— Do this —
Transcribe all the entries word for word, skipping the pictures.

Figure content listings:
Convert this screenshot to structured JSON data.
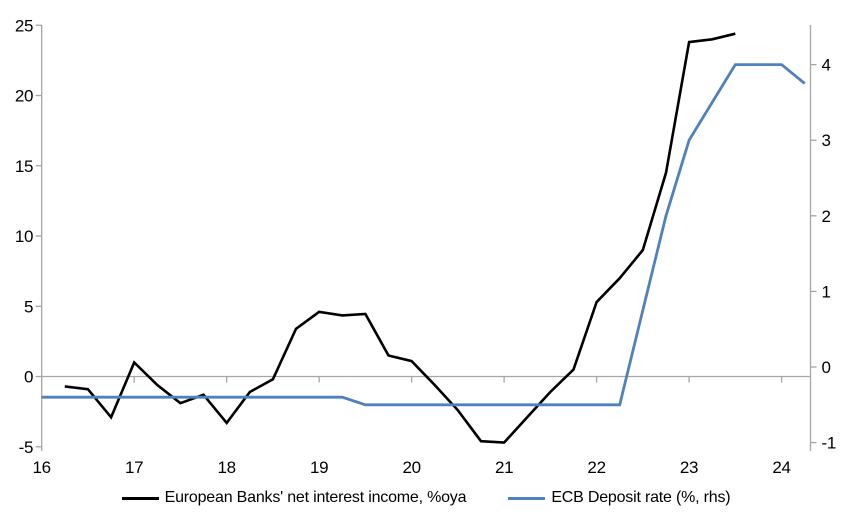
{
  "chart_data": {
    "type": "line",
    "title": "",
    "background_color": "#ffffff",
    "axis_color": "#A6A6A6",
    "tick_label_color": "#000000",
    "x_axis": {
      "ticks": [
        16,
        17,
        18,
        19,
        20,
        21,
        22,
        23,
        24
      ],
      "tick_labels": [
        "16",
        "17",
        "18",
        "19",
        "20",
        "21",
        "22",
        "23",
        "24"
      ],
      "xlim": [
        16,
        24.313
      ]
    },
    "left_axis": {
      "ticks": [
        -5,
        0,
        5,
        10,
        15,
        20,
        25
      ],
      "tick_labels": [
        "-5",
        "0",
        "5",
        "10",
        "15",
        "20",
        "25"
      ],
      "ylim": [
        -5.3,
        25.02
      ],
      "zero_line": true
    },
    "right_axis": {
      "ticks": [
        -1,
        0,
        1,
        2,
        3,
        4
      ],
      "tick_labels": [
        "-1",
        "0",
        "1",
        "2",
        "3",
        "4"
      ],
      "ylim": [
        -1.111,
        4.524
      ]
    },
    "grid": "zero-line-only",
    "legend_position": "bottom-center",
    "series": [
      {
        "id": "nii",
        "name": "European Banks' net interest income, %oya",
        "axis": "left",
        "color": "#000000",
        "x": [
          16.25,
          16.5,
          16.75,
          17.0,
          17.25,
          17.5,
          17.75,
          18.0,
          18.25,
          18.5,
          18.75,
          19.0,
          19.25,
          19.5,
          19.75,
          20.0,
          20.25,
          20.5,
          20.75,
          21.0,
          21.25,
          21.5,
          21.75,
          22.0,
          22.25,
          22.5,
          22.75,
          23.0,
          23.25,
          23.5
        ],
        "values": [
          -0.7,
          -0.9,
          -2.9,
          1.0,
          -0.6,
          -1.9,
          -1.3,
          -3.3,
          -1.1,
          -0.2,
          3.4,
          4.6,
          4.35,
          4.45,
          1.5,
          1.1,
          -0.6,
          -2.4,
          -4.6,
          -4.7,
          -2.9,
          -1.1,
          0.5,
          5.3,
          7.0,
          9.0,
          14.5,
          23.8,
          24.0,
          24.4
        ]
      },
      {
        "id": "ecb-deposit-rate",
        "name": "ECB Deposit rate (%, rhs)",
        "axis": "right",
        "color": "#4F81BD",
        "x": [
          16.0,
          16.25,
          16.5,
          16.75,
          17.0,
          17.25,
          17.5,
          17.75,
          18.0,
          18.25,
          18.5,
          18.75,
          19.0,
          19.25,
          19.5,
          19.75,
          20.0,
          20.25,
          20.5,
          20.75,
          21.0,
          21.25,
          21.5,
          21.75,
          22.0,
          22.25,
          22.5,
          22.75,
          23.0,
          23.25,
          23.5,
          23.75,
          24.0,
          24.25
        ],
        "values": [
          -0.4,
          -0.4,
          -0.4,
          -0.4,
          -0.4,
          -0.4,
          -0.4,
          -0.4,
          -0.4,
          -0.4,
          -0.4,
          -0.4,
          -0.4,
          -0.4,
          -0.5,
          -0.5,
          -0.5,
          -0.5,
          -0.5,
          -0.5,
          -0.5,
          -0.5,
          -0.5,
          -0.5,
          -0.5,
          -0.5,
          0.75,
          2.0,
          3.0,
          3.5,
          4.0,
          4.0,
          4.0,
          3.75
        ]
      }
    ]
  }
}
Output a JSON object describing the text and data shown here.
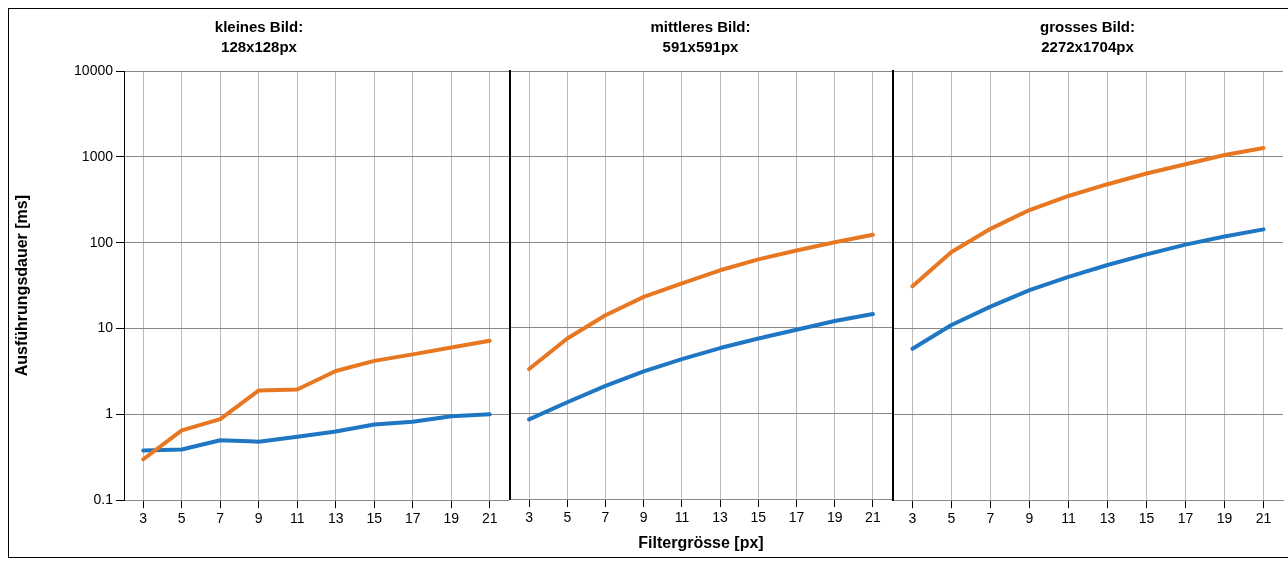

— Exercise solution —
Convert this screenshot to structured JSON data.
{
  "chart_data": {
    "type": "line",
    "title": "",
    "background_color": "#ffffff",
    "axis_color": "#A6A6A6",
    "tick_label_color": "#000000",
    "x_axis": {
      "ticks": [
        16,
        17,
        18,
        19,
        20,
        21,
        22,
        23,
        24
      ],
      "tick_labels": [
        "16",
        "17",
        "18",
        "19",
        "20",
        "21",
        "22",
        "23",
        "24"
      ],
      "xlim": [
        16,
        24.313
      ]
    },
    "left_axis": {
      "ticks": [
        -5,
        0,
        5,
        10,
        15,
        20,
        25
      ],
      "tick_labels": [
        "-5",
        "0",
        "5",
        "10",
        "15",
        "20",
        "25"
      ],
      "ylim": [
        -5.3,
        25.02
      ],
      "zero_line": true
    },
    "right_axis": {
      "ticks": [
        -1,
        0,
        1,
        2,
        3,
        4
      ],
      "tick_labels": [
        "-1",
        "0",
        "1",
        "2",
        "3",
        "4"
      ],
      "ylim": [
        -1.111,
        4.524
      ]
    },
    "grid": "zero-line-only",
    "legend_position": "bottom-center",
    "series": [
      {
        "id": "nii",
        "name": "European Banks' net interest income, %oya",
        "axis": "left",
        "color": "#000000",
        "x": [
          16.25,
          16.5,
          16.75,
          17.0,
          17.25,
          17.5,
          17.75,
          18.0,
          18.25,
          18.5,
          18.75,
          19.0,
          19.25,
          19.5,
          19.75,
          20.0,
          20.25,
          20.5,
          20.75,
          21.0,
          21.25,
          21.5,
          21.75,
          22.0,
          22.25,
          22.5,
          22.75,
          23.0,
          23.25,
          23.5
        ],
        "values": [
          -0.7,
          -0.9,
          -2.9,
          1.0,
          -0.6,
          -1.9,
          -1.3,
          -3.3,
          -1.1,
          -0.2,
          3.4,
          4.6,
          4.35,
          4.45,
          1.5,
          1.1,
          -0.6,
          -2.4,
          -4.6,
          -4.7,
          -2.9,
          -1.1,
          0.5,
          5.3,
          7.0,
          9.0,
          14.5,
          23.8,
          24.0,
          24.4
        ]
      },
      {
        "id": "ecb-deposit-rate",
        "name": "ECB Deposit rate (%, rhs)",
        "axis": "right",
        "color": "#4F81BD",
        "x": [
          16.0,
          16.25,
          16.5,
          16.75,
          17.0,
          17.25,
          17.5,
          17.75,
          18.0,
          18.25,
          18.5,
          18.75,
          19.0,
          19.25,
          19.5,
          19.75,
          20.0,
          20.25,
          20.5,
          20.75,
          21.0,
          21.25,
          21.5,
          21.75,
          22.0,
          22.25,
          22.5,
          22.75,
          23.0,
          23.25,
          23.5,
          23.75,
          24.0,
          24.25
        ],
        "values": [
          -0.4,
          -0.4,
          -0.4,
          -0.4,
          -0.4,
          -0.4,
          -0.4,
          -0.4,
          -0.4,
          -0.4,
          -0.4,
          -0.4,
          -0.4,
          -0.4,
          -0.5,
          -0.5,
          -0.5,
          -0.5,
          -0.5,
          -0.5,
          -0.5,
          -0.5,
          -0.5,
          -0.5,
          -0.5,
          -0.5,
          0.75,
          2.0,
          3.0,
          3.5,
          4.0,
          4.0,
          4.0,
          3.75
        ]
      }
    ]
  }
}
Output a JSON object describing the text and data shown here.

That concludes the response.